Sustainable Community Development Step 2: Conduct a Community Assessment1

Kaylene Sattanno, M. E. Swisher, and K. N. Moore2

Overview

This document explains why it is important to conduct a community assessment during a sustainability project and gives guidelines and suggestions about where to obtain needed information.

Conduct a Community Assessment

A community assessment helps lay the groundwork for a sustainability project by providing information on the status and availability of resources and by identifying and prioritizing problems to address. Filling out a table like the sample table, listing community strengths, weaknesses, resources, limitations, opportunities, and barriers, may assist you in identifying those issues of greatest concern for which data should be collected while allowing you to assess the resources at your disposal and the potential challenges faced. It is important to include the stakeholders identified in Step 1 in the process of completing this table. (See Table 1 for sample table and Table 2 for a table to fill out.)

Once the table is completed, work with stakeholders to prioritize the issues listed under “weaknesses”. Begin by gathering baseline data on those issues your community identifies as the highest priorities. It is often essential to step into the community's routines in order to gather information from the stakeholders themselves. Visit the local diner, a barber shop, coop, an extension meeting, gardening club, Kiwanis meeting, and/or other routine gatherings of community members.

The information from the community assessment will later be used for measuring progress and can help identify the key goals of a sustainability campaign. It is advised that community assessments be performed periodically throughout the life of the sustainability project to assess the changing needs and assets of the community.

The information for a community assessment can come from many sources, including interviews, focus groups, and print, electronic, and other media. Often a literature review provides a solid foundation upon which your project can build. Researching other communities that have undertaken sustainable community initiatives will expose your team to the varying approaches taken and the successes and failures achieved.

The following guide for obtaining local information focuses on print and electronic data sources. While emphasizing Florida, it also provides resources that are applicable to researching other areas of the country.

Background and Historical Information

  • Search the community's local library for planning commission documents, directories, and local histories.

  • Look at archives and recent issues of local newspapers and other periodicals.

  • National Register of Historic Places in Florida: Search for historic places by county. (http://www.nationalregisterofhistoricplaces.com/fl/state.html)

Government

Demographics

Crime and Justice

Economy

  • US Census Bureaus Economic Census Profiles: Provides economic and business data to the zip code level from the 2012 Economic Census. (https://www.census.gov/econ/)

  • Government Information Sharing Projects Regional Economic Information System: Presents state and county level economic data sources on a wide variety of subjects such as income, employment, industry sectors, and more. (http://www.econdata.net/)

  • US Department of Labors Bureau of Labor Statistics: Includes regional wage data, state and local wages, unemployment rates, and additional economic information. (http://stats.bls.gov/)

_Required work_
Can you rewrite the passage on community assessment from "The following guide" up to and including "of the country.", with "electronic" changed to "digital"?

_Recorded information_

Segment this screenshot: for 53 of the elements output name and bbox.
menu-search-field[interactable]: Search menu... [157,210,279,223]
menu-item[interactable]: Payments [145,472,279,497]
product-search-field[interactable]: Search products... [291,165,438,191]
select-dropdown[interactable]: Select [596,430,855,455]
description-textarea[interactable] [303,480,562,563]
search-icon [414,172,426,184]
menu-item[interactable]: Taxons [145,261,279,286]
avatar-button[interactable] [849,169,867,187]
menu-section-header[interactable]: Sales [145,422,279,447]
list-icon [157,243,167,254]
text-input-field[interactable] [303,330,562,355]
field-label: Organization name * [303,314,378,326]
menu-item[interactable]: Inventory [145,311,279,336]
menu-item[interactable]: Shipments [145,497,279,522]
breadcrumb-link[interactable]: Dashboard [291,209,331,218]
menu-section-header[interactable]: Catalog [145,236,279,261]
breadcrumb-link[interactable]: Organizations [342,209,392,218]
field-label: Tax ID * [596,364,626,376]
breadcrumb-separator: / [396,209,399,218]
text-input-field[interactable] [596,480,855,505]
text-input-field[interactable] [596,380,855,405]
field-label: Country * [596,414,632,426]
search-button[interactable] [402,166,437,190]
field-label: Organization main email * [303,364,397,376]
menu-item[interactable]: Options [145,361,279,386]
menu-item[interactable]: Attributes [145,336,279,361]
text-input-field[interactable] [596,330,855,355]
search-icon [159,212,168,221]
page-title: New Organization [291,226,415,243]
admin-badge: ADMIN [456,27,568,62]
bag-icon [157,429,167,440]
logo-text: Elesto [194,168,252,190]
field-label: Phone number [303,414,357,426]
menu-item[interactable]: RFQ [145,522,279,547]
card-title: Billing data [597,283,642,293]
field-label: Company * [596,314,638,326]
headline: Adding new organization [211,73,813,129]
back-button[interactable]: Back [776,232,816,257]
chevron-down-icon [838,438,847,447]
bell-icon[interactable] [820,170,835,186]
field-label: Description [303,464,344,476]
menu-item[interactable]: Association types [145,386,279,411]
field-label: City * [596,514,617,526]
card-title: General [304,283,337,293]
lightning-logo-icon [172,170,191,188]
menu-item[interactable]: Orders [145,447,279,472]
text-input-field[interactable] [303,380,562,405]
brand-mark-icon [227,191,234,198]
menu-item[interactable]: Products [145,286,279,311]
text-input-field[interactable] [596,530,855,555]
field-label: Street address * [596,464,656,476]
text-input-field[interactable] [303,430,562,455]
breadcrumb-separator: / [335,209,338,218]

_Exercise solution_
The following guide for obtaining local information focuses on print and digital data sources. While emphasizing Florida, it also provides resources that are applicable to researching other areas of the country.